◆ Aim of the task
Return the records word for word. Any pictures in them are not part of the copy.

◆ Task inputs

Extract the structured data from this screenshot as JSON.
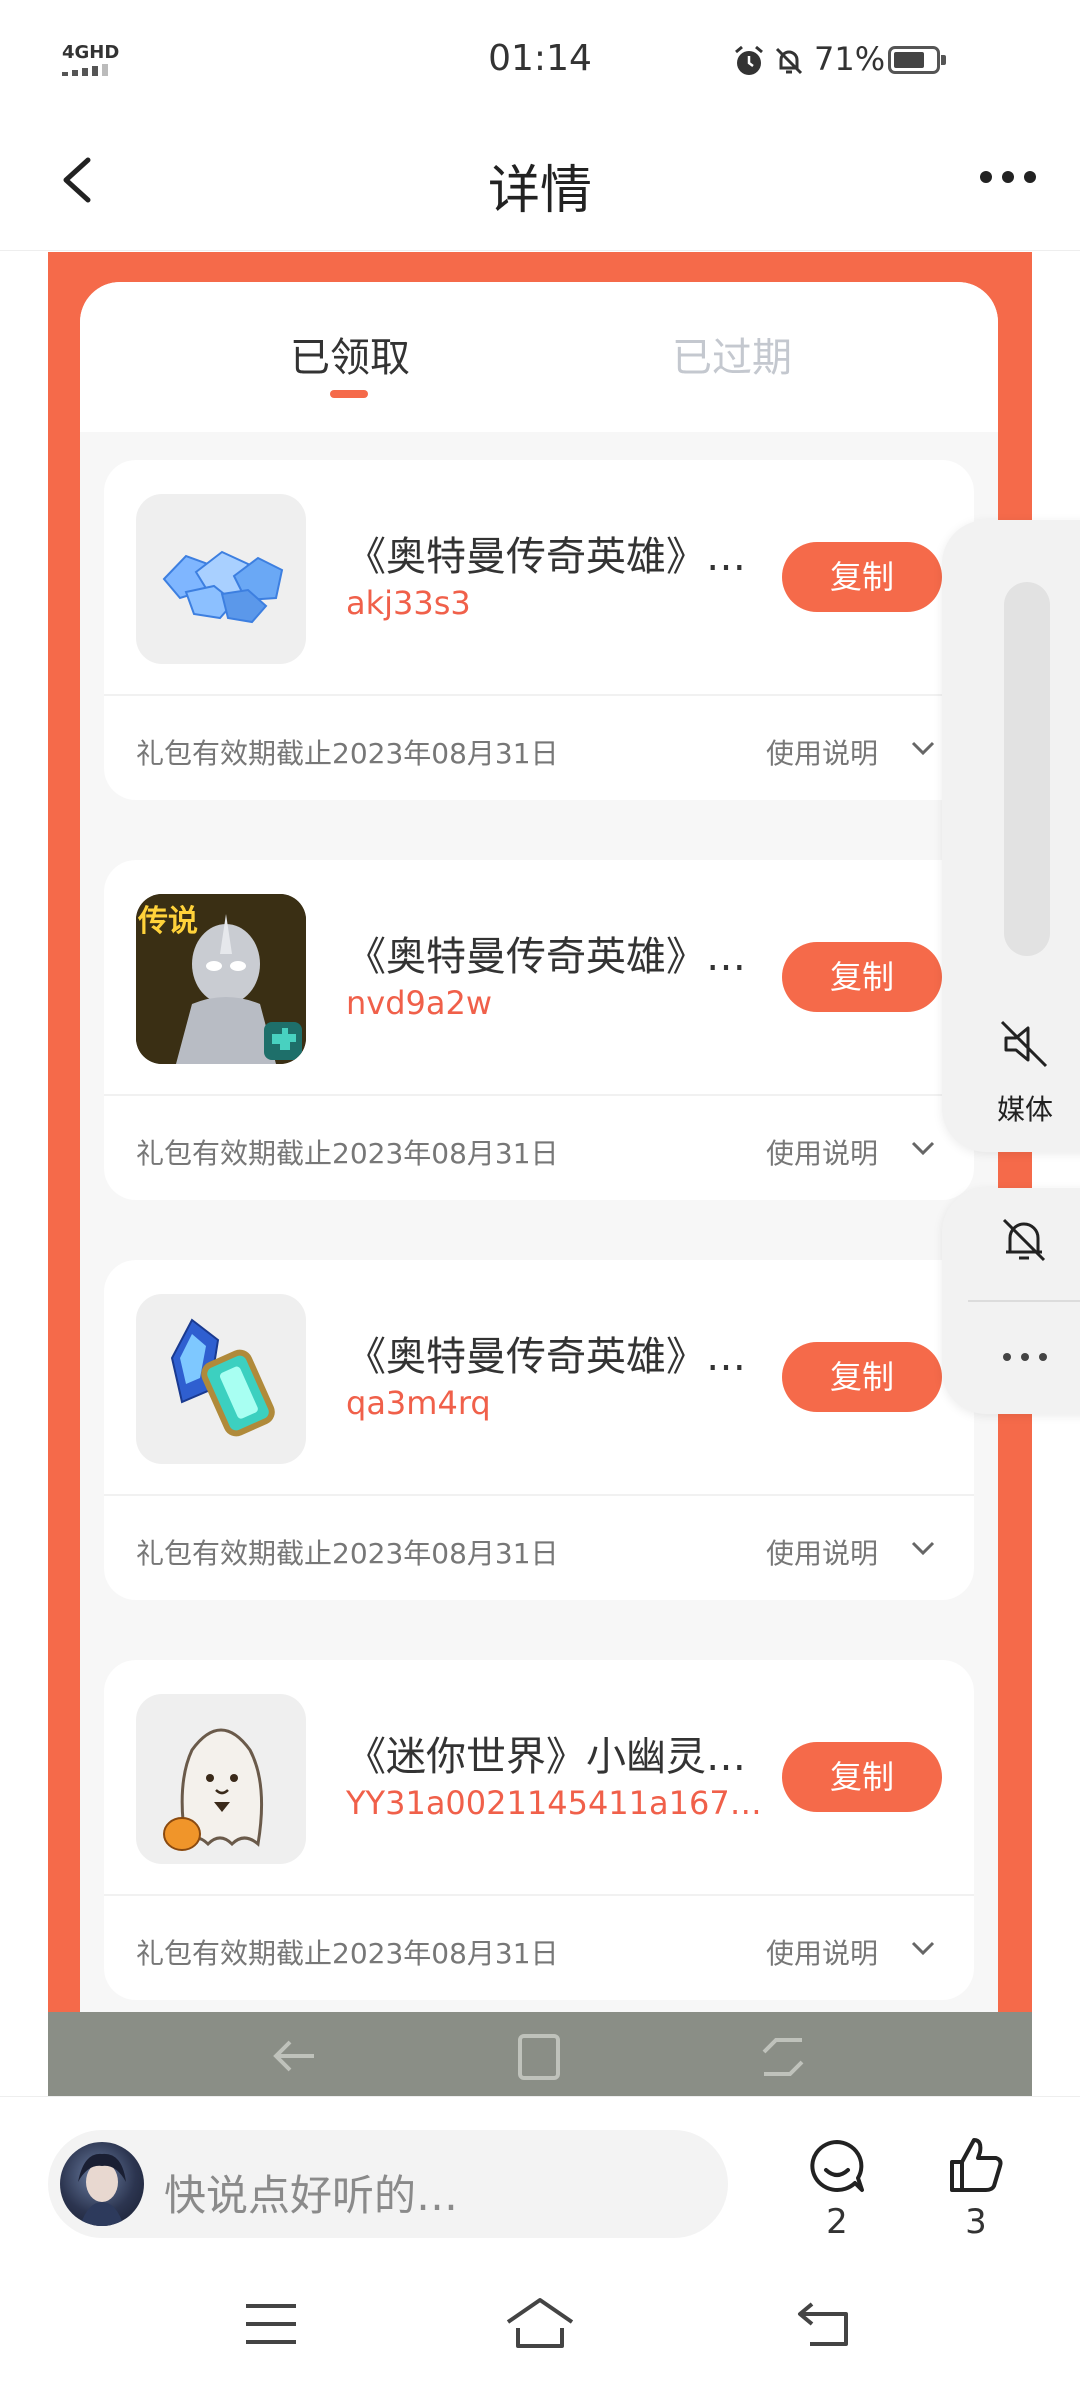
{
  "status_bar": {
    "network": "4GHD",
    "time": "01:14",
    "battery": "71%"
  },
  "header": {
    "title": "详情"
  },
  "tabs": {
    "active": "已领取",
    "inactive": "已过期"
  },
  "gifts": [
    {
      "name": "《奥特曼传奇英雄》…",
      "code": "akj33s3",
      "copy_label": "复制",
      "expiry": "礼包有效期截止2023年08月31日",
      "usage_label": "使用说明",
      "icon": "blue-gems-icon"
    },
    {
      "name": "《奥特曼传奇英雄》…",
      "code": "nvd9a2w",
      "copy_label": "复制",
      "expiry": "礼包有效期截止2023年08月31日",
      "usage_label": "使用说明",
      "icon": "ultraman-legend-icon",
      "icon_badge": "传说"
    },
    {
      "name": "《奥特曼传奇英雄》…",
      "code": "qa3m4rq",
      "copy_label": "复制",
      "expiry": "礼包有效期截止2023年08月31日",
      "usage_label": "使用说明",
      "icon": "crystal-scroll-icon"
    },
    {
      "name": "《迷你世界》小幽灵…",
      "code": "YY31a0021145411a167…",
      "copy_label": "复制",
      "expiry": "礼包有效期截止2023年08月31日",
      "usage_label": "使用说明",
      "icon": "little-ghost-icon"
    }
  ],
  "side_panel": {
    "media_label": "媒体"
  },
  "comment_bar": {
    "placeholder": "快说点好听的…",
    "comment_count": "2",
    "like_count": "3"
  },
  "colors": {
    "accent": "#f56a4a",
    "code_text": "#f0604a"
  }
}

◆ Exercise result
Extract the structured data from this screenshot as JSON.
{
  "status_bar": {
    "network": "4GHD",
    "time": "01:14",
    "battery": "71%"
  },
  "header": {
    "title": "详情"
  },
  "tabs": {
    "active": "已领取",
    "inactive": "已过期"
  },
  "gifts": [
    {
      "name": "《奥特曼传奇英雄》…",
      "code": "akj33s3",
      "copy_label": "复制",
      "expiry": "礼包有效期截止2023年08月31日",
      "usage_label": "使用说明",
      "icon": "blue-gems-icon"
    },
    {
      "name": "《奥特曼传奇英雄》…",
      "code": "nvd9a2w",
      "copy_label": "复制",
      "expiry": "礼包有效期截止2023年08月31日",
      "usage_label": "使用说明",
      "icon": "ultraman-legend-icon",
      "icon_badge": "传说"
    },
    {
      "name": "《奥特曼传奇英雄》…",
      "code": "qa3m4rq",
      "copy_label": "复制",
      "expiry": "礼包有效期截止2023年08月31日",
      "usage_label": "使用说明",
      "icon": "crystal-scroll-icon"
    },
    {
      "name": "《迷你世界》小幽灵…",
      "code": "YY31a0021145411a167…",
      "copy_label": "复制",
      "expiry": "礼包有效期截止2023年08月31日",
      "usage_label": "使用说明",
      "icon": "little-ghost-icon"
    }
  ],
  "side_panel": {
    "media_label": "媒体"
  },
  "comment_bar": {
    "placeholder": "快说点好听的…",
    "comment_count": "2",
    "like_count": "3"
  },
  "colors": {
    "accent": "#f56a4a",
    "code_text": "#f0604a"
  }
}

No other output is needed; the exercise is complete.